§ INSTRUCTION:
Scan the lines below for the string "true" and report how many lines contain it, giving only the number.

[PROVIDED MATERIAL start]

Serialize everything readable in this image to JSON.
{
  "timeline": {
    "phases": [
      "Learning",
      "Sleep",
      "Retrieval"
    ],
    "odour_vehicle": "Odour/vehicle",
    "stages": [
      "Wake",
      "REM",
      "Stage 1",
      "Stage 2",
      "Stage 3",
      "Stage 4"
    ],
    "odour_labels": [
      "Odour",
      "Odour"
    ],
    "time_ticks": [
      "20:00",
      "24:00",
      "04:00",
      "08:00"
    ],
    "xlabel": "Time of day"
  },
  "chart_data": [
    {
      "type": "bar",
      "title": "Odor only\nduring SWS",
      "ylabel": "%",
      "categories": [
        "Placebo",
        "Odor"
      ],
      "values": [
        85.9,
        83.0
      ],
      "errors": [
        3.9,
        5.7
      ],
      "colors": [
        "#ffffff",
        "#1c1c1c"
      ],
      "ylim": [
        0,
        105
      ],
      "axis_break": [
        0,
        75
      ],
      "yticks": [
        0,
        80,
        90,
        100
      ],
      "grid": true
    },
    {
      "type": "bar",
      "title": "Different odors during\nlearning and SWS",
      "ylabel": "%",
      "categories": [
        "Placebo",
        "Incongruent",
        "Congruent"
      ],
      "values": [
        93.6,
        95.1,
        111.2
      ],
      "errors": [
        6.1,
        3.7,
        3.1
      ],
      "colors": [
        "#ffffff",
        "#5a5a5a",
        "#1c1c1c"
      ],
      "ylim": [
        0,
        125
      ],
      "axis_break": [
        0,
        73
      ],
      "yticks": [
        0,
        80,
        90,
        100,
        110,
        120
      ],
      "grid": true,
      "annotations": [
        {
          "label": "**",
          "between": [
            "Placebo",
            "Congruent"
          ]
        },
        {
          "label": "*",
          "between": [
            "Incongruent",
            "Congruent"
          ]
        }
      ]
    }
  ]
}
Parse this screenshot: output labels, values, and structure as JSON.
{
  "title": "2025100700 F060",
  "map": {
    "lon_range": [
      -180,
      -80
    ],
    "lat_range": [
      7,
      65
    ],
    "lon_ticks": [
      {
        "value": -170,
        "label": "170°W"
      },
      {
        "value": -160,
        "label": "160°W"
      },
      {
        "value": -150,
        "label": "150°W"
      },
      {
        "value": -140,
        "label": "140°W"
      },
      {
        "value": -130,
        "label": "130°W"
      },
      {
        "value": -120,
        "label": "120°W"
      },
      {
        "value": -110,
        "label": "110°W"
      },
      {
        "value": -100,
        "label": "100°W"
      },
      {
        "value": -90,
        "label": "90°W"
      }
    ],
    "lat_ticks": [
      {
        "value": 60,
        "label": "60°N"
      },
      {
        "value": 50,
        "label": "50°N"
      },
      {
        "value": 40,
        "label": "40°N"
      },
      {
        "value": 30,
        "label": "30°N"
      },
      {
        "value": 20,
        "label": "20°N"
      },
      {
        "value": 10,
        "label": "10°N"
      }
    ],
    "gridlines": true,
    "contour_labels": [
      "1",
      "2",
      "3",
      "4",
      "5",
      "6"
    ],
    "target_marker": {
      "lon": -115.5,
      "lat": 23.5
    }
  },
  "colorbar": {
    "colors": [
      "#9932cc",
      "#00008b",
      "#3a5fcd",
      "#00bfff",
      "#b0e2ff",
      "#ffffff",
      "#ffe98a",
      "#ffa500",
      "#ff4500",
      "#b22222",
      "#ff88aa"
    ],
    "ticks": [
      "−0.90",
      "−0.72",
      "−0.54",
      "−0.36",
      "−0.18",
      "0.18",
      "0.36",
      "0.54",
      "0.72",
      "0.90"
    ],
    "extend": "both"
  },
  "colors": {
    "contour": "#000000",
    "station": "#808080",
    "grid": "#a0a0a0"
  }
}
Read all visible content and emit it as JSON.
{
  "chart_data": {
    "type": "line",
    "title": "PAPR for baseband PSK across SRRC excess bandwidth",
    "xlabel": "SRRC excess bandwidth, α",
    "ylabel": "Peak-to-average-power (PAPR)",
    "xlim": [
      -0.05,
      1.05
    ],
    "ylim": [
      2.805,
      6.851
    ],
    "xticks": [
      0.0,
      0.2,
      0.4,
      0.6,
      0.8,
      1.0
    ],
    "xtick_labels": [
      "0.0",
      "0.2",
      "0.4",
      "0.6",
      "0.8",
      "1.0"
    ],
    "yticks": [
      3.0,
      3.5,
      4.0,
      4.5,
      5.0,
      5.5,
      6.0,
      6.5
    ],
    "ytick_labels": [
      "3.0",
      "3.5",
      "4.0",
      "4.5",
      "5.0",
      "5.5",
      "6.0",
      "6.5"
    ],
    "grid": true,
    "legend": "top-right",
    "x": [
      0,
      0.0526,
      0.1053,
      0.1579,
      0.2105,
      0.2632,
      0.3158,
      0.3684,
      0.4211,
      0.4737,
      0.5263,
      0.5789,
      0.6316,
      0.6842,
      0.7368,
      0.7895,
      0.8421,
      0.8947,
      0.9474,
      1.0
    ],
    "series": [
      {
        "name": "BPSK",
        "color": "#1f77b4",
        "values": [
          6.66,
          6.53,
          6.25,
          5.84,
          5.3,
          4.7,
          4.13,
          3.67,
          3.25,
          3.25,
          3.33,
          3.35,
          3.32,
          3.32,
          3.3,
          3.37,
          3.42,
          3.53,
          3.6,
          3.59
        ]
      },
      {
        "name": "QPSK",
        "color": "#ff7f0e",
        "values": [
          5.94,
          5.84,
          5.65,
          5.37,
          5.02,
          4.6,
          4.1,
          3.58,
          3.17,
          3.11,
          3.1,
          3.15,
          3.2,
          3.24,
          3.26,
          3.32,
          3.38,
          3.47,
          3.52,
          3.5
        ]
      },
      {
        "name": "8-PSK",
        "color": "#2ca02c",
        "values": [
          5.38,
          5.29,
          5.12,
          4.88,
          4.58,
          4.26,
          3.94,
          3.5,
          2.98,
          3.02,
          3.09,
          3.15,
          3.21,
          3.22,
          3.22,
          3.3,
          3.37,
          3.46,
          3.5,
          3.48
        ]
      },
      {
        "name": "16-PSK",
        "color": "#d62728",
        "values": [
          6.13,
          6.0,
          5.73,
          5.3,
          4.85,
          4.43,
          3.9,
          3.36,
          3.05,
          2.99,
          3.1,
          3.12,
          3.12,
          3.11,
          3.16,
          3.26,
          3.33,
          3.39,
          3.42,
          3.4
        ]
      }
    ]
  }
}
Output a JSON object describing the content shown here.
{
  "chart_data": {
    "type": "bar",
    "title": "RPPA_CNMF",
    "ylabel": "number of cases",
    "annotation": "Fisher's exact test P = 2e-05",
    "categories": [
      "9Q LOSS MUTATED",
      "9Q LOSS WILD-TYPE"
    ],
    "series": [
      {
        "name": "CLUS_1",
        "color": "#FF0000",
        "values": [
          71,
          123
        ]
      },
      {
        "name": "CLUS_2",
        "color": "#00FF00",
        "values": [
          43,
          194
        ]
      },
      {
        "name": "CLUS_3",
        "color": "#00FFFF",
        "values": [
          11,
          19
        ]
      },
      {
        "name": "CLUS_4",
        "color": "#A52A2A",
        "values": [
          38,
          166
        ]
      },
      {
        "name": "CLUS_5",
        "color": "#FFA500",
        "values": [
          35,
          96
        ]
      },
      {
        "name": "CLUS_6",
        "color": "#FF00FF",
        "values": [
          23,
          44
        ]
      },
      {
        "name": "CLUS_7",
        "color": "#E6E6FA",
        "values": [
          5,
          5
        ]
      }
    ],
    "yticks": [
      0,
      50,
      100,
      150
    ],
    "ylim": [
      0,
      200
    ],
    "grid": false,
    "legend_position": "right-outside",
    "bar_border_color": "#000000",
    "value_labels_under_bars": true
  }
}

[PROVIDED MATERIAL end]

§ RESPONSE TO THE EXERCISE:
5